### Exercise details
Copy out all the lines exactly. Omit pictures.

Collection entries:
•••

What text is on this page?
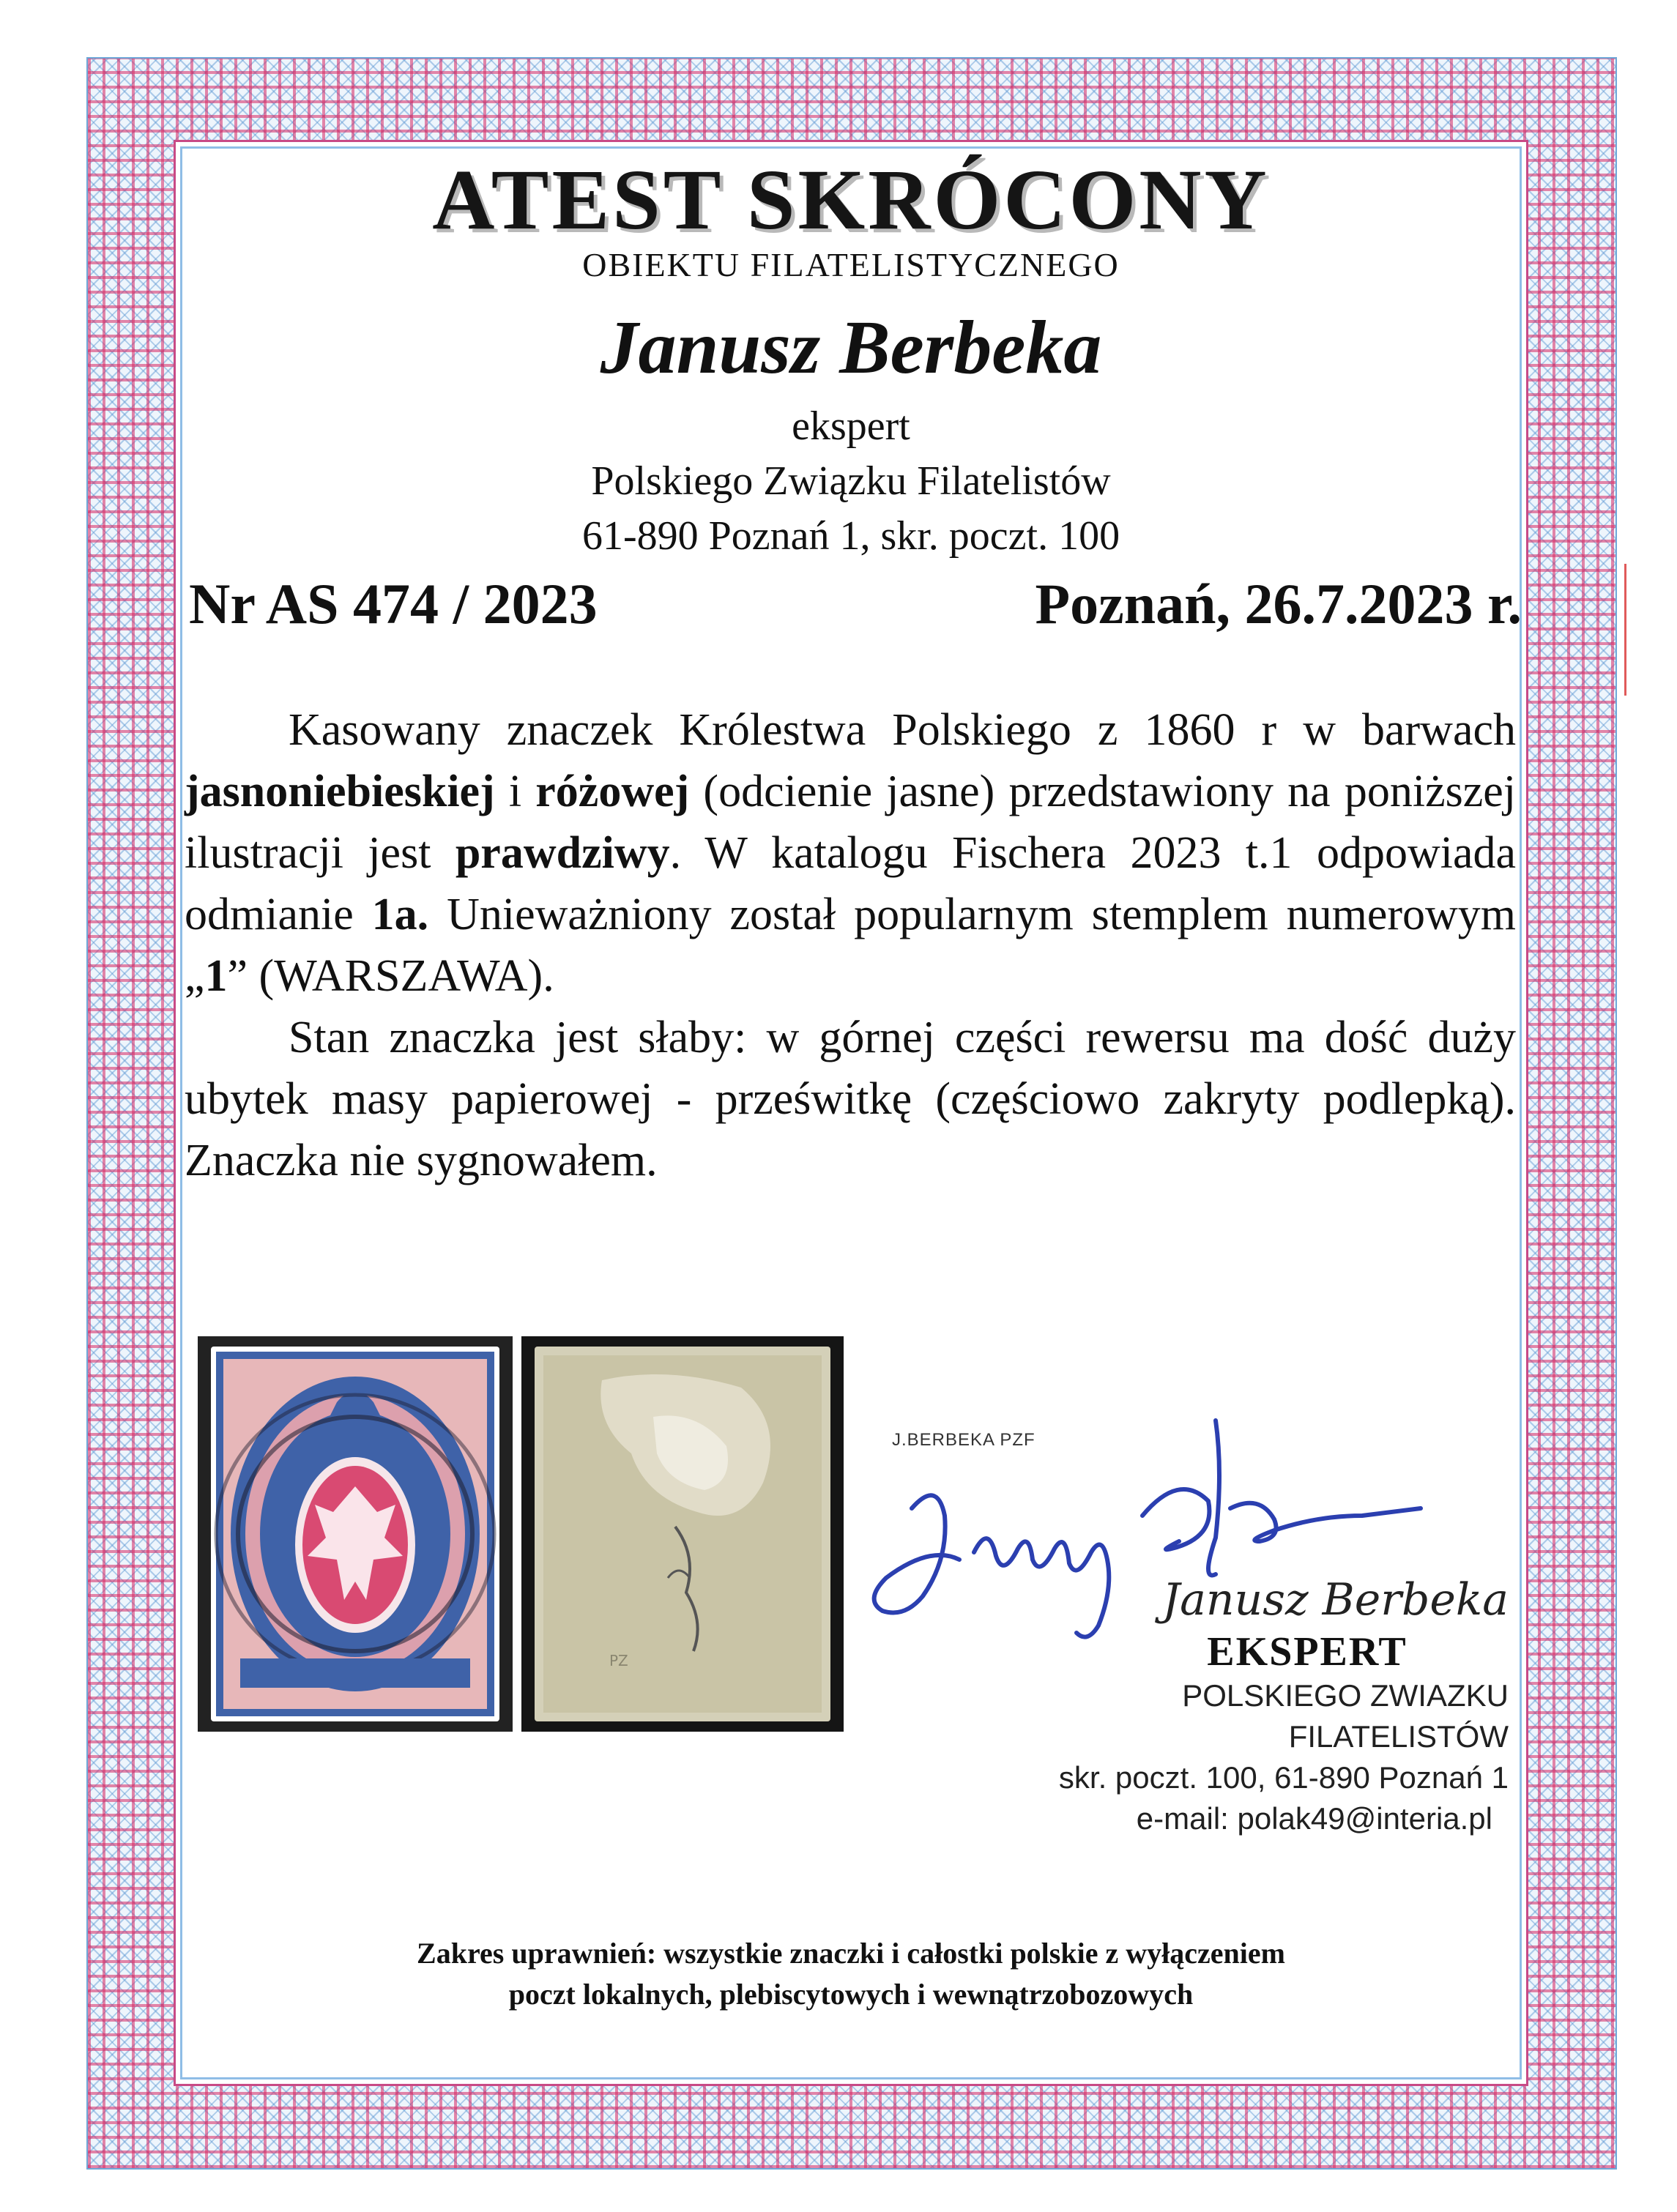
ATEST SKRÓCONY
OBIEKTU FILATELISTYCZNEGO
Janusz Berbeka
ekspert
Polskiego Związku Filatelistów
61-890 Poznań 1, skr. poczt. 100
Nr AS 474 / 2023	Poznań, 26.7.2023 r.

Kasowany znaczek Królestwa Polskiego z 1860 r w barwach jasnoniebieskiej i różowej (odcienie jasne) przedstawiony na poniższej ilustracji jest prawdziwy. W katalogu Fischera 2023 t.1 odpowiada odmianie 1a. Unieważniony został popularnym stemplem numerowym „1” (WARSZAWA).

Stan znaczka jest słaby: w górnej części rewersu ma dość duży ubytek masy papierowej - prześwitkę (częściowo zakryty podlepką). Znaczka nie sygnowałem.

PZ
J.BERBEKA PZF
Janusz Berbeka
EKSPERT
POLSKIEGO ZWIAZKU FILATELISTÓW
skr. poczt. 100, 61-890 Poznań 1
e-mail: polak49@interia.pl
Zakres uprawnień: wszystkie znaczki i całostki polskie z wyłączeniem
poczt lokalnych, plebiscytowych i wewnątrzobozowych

•••

### The result
What text is on this page?
ATEST SKRÓCONY
OBIEKTU FILATELISTYCZNEGO
Janusz Berbeka
ekspert
Polskiego Związku Filatelistów
61-890 Poznań 1, skr. poczt. 100
Nr AS 474 / 2023	Poznań, 26.7.2023 r.

Kasowany znaczek Królestwa Polskiego z 1860 r w barwach jasnoniebieskiej i różowej (odcienie jasne) przedstawiony na poniższej ilustracji jest prawdziwy. W katalogu Fischera 2023 t.1 odpowiada odmianie 1a. Unieważniony został popularnym stemplem numerowym „1” (WARSZAWA).

Stan znaczka jest słaby: w górnej części rewersu ma dość duży ubytek masy papierowej - prześwitkę (częściowo zakryty podlepką). Znaczka nie sygnowałem.

PZ
J.BERBEKA PZF
Janusz Berbeka
EKSPERT
POLSKIEGO ZWIAZKU FILATELISTÓW
skr. poczt. 100, 61-890 Poznań 1
e-mail: polak49@interia.pl
Zakres uprawnień: wszystkie znaczki i całostki polskie z wyłączeniem
poczt lokalnych, plebiscytowych i wewnątrzobozowych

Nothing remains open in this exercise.